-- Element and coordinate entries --
:::

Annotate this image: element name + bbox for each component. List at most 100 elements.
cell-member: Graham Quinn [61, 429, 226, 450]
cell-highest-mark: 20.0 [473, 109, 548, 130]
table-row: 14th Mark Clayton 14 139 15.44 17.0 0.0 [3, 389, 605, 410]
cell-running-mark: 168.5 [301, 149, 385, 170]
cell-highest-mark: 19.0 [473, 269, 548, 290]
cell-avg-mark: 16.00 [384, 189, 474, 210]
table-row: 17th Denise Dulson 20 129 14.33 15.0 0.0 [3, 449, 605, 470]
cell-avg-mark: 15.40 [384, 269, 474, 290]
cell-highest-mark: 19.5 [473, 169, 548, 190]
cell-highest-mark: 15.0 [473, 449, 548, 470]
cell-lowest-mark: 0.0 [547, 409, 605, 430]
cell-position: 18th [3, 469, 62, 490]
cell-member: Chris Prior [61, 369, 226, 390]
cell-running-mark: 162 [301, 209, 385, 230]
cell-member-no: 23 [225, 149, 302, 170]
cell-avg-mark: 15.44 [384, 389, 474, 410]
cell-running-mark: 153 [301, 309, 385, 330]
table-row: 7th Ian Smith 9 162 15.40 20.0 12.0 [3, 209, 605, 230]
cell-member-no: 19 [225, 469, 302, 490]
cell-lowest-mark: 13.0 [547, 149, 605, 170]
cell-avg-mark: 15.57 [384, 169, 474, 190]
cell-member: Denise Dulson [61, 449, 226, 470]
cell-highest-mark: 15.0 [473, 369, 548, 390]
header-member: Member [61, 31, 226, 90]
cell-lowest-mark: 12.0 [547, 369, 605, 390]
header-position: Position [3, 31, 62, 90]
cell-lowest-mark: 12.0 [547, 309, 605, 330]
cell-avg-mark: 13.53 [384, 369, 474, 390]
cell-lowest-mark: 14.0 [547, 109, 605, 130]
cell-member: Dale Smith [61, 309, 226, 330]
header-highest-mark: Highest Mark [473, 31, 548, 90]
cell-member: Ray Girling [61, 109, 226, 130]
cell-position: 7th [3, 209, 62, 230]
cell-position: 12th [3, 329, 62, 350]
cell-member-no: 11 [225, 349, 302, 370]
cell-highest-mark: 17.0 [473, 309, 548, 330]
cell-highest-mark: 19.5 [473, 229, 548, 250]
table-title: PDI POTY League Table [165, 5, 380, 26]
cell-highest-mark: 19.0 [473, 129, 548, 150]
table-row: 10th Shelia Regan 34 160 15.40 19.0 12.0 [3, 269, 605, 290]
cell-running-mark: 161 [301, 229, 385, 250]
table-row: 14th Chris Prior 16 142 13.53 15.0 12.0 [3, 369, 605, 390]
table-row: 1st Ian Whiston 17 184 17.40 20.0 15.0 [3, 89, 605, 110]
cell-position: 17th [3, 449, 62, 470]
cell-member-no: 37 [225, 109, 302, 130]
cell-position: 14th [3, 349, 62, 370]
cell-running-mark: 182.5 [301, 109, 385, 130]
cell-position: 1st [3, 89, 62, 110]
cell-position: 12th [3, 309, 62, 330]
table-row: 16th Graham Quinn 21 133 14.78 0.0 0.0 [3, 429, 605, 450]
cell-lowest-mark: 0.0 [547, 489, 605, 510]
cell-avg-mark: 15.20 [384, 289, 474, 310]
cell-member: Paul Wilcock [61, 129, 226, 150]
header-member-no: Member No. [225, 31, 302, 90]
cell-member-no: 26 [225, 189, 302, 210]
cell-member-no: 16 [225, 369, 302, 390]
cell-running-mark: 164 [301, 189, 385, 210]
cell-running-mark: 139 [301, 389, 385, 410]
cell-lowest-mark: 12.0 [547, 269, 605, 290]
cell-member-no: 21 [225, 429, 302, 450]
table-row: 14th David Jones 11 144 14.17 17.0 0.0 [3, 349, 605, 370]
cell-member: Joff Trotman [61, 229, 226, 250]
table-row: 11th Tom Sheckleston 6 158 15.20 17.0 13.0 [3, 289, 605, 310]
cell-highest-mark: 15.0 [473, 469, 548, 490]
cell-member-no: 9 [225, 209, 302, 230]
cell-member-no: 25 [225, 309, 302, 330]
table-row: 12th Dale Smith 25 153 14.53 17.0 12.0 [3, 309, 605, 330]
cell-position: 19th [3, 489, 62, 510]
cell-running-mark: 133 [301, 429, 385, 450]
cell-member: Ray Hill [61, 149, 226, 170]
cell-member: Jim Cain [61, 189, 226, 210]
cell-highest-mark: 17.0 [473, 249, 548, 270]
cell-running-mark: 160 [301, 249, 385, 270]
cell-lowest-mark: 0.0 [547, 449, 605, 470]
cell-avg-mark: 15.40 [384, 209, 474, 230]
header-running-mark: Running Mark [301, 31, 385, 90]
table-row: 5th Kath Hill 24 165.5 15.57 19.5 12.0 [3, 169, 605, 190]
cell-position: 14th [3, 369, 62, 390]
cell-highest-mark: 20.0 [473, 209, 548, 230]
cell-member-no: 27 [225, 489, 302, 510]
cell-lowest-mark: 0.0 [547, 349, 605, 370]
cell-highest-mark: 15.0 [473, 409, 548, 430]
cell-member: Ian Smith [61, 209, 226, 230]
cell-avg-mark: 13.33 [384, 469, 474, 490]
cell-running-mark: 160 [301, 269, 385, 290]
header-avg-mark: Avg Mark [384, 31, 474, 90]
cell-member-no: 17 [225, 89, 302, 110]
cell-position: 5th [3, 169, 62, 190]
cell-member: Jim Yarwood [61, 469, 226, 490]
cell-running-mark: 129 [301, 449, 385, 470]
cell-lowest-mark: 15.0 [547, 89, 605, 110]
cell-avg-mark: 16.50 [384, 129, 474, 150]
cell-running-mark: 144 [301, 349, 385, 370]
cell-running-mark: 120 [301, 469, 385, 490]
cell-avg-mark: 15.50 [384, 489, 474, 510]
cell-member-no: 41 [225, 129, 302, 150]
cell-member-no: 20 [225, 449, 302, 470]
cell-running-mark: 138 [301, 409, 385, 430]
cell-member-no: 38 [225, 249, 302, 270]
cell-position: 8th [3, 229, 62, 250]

:::

Reproduce every entry above line for line, with no changes.

Annotate this image: element name + bbox for each component. List at most 100 elements.
cell-member: Graham Quinn [61, 429, 226, 450]
cell-highest-mark: 20.0 [473, 109, 548, 130]
table-row: 14th Mark Clayton 14 139 15.44 17.0 0.0 [3, 389, 605, 410]
cell-running-mark: 168.5 [301, 149, 385, 170]
cell-highest-mark: 19.0 [473, 269, 548, 290]
cell-avg-mark: 16.00 [384, 189, 474, 210]
table-row: 17th Denise Dulson 20 129 14.33 15.0 0.0 [3, 449, 605, 470]
cell-avg-mark: 15.40 [384, 269, 474, 290]
cell-highest-mark: 19.5 [473, 169, 548, 190]
cell-highest-mark: 15.0 [473, 449, 548, 470]
cell-lowest-mark: 0.0 [547, 409, 605, 430]
cell-position: 18th [3, 469, 62, 490]
cell-member: Chris Prior [61, 369, 226, 390]
cell-running-mark: 162 [301, 209, 385, 230]
cell-member-no: 23 [225, 149, 302, 170]
cell-avg-mark: 15.44 [384, 389, 474, 410]
cell-running-mark: 153 [301, 309, 385, 330]
table-row: 7th Ian Smith 9 162 15.40 20.0 12.0 [3, 209, 605, 230]
cell-member-no: 19 [225, 469, 302, 490]
cell-lowest-mark: 13.0 [547, 149, 605, 170]
cell-avg-mark: 15.57 [384, 169, 474, 190]
cell-member: Denise Dulson [61, 449, 226, 470]
cell-highest-mark: 15.0 [473, 369, 548, 390]
header-member: Member [61, 31, 226, 90]
cell-lowest-mark: 12.0 [547, 369, 605, 390]
header-position: Position [3, 31, 62, 90]
cell-lowest-mark: 12.0 [547, 309, 605, 330]
cell-avg-mark: 13.53 [384, 369, 474, 390]
cell-lowest-mark: 14.0 [547, 109, 605, 130]
cell-member: Dale Smith [61, 309, 226, 330]
header-highest-mark: Highest Mark [473, 31, 548, 90]
cell-member: Ray Girling [61, 109, 226, 130]
cell-position: 7th [3, 209, 62, 230]
cell-position: 12th [3, 329, 62, 350]
cell-member-no: 11 [225, 349, 302, 370]
cell-highest-mark: 17.0 [473, 309, 548, 330]
cell-highest-mark: 19.5 [473, 229, 548, 250]
table-title: PDI POTY League Table [165, 5, 380, 26]
cell-highest-mark: 19.0 [473, 129, 548, 150]
table-row: 10th Shelia Regan 34 160 15.40 19.0 12.0 [3, 269, 605, 290]
cell-running-mark: 161 [301, 229, 385, 250]
table-row: 14th Chris Prior 16 142 13.53 15.0 12.0 [3, 369, 605, 390]
table-row: 1st Ian Whiston 17 184 17.40 20.0 15.0 [3, 89, 605, 110]
cell-position: 17th [3, 449, 62, 470]
cell-member-no: 37 [225, 109, 302, 130]
cell-position: 14th [3, 349, 62, 370]
cell-running-mark: 182.5 [301, 109, 385, 130]
cell-position: 1st [3, 89, 62, 110]
cell-position: 12th [3, 309, 62, 330]
table-row: 16th Graham Quinn 21 133 14.78 0.0 0.0 [3, 429, 605, 450]
cell-lowest-mark: 0.0 [547, 489, 605, 510]
cell-avg-mark: 15.20 [384, 289, 474, 310]
cell-member: Paul Wilcock [61, 129, 226, 150]
header-member-no: Member No. [225, 31, 302, 90]
cell-member-no: 26 [225, 189, 302, 210]
cell-member-no: 16 [225, 369, 302, 390]
cell-running-mark: 164 [301, 189, 385, 210]
cell-running-mark: 139 [301, 389, 385, 410]
cell-lowest-mark: 12.0 [547, 269, 605, 290]
cell-member-no: 21 [225, 429, 302, 450]
table-row: 14th David Jones 11 144 14.17 17.0 0.0 [3, 349, 605, 370]
cell-member: Joff Trotman [61, 229, 226, 250]
table-row: 11th Tom Sheckleston 6 158 15.20 17.0 13.0 [3, 289, 605, 310]
cell-highest-mark: 15.0 [473, 469, 548, 490]
cell-member-no: 9 [225, 209, 302, 230]
cell-member-no: 25 [225, 309, 302, 330]
table-row: 12th Dale Smith 25 153 14.53 17.0 12.0 [3, 309, 605, 330]
cell-position: 19th [3, 489, 62, 510]
cell-running-mark: 133 [301, 429, 385, 450]
cell-member: Ray Hill [61, 149, 226, 170]
cell-member: Jim Cain [61, 189, 226, 210]
cell-highest-mark: 17.0 [473, 249, 548, 270]
cell-running-mark: 160 [301, 249, 385, 270]
cell-lowest-mark: 0.0 [547, 449, 605, 470]
cell-avg-mark: 15.40 [384, 209, 474, 230]
header-running-mark: Running Mark [301, 31, 385, 90]
table-row: 5th Kath Hill 24 165.5 15.57 19.5 12.0 [3, 169, 605, 190]
cell-position: 14th [3, 369, 62, 390]
cell-highest-mark: 20.0 [473, 209, 548, 230]
cell-member-no: 27 [225, 489, 302, 510]
cell-lowest-mark: 0.0 [547, 349, 605, 370]
cell-highest-mark: 15.0 [473, 409, 548, 430]
cell-member: Ian Smith [61, 209, 226, 230]
cell-avg-mark: 13.33 [384, 469, 474, 490]
cell-running-mark: 160 [301, 269, 385, 290]
header-avg-mark: Avg Mark [384, 31, 474, 90]
cell-member-no: 17 [225, 89, 302, 110]
cell-position: 5th [3, 169, 62, 190]
cell-member: Jim Yarwood [61, 469, 226, 490]
cell-running-mark: 129 [301, 449, 385, 470]
cell-lowest-mark: 15.0 [547, 89, 605, 110]
cell-avg-mark: 16.50 [384, 129, 474, 150]
cell-running-mark: 144 [301, 349, 385, 370]
cell-running-mark: 120 [301, 469, 385, 490]
cell-avg-mark: 15.50 [384, 489, 474, 510]
cell-member-no: 41 [225, 129, 302, 150]
cell-member-no: 20 [225, 449, 302, 470]
cell-running-mark: 138 [301, 409, 385, 430]
cell-member-no: 38 [225, 249, 302, 270]
cell-position: 8th [3, 229, 62, 250]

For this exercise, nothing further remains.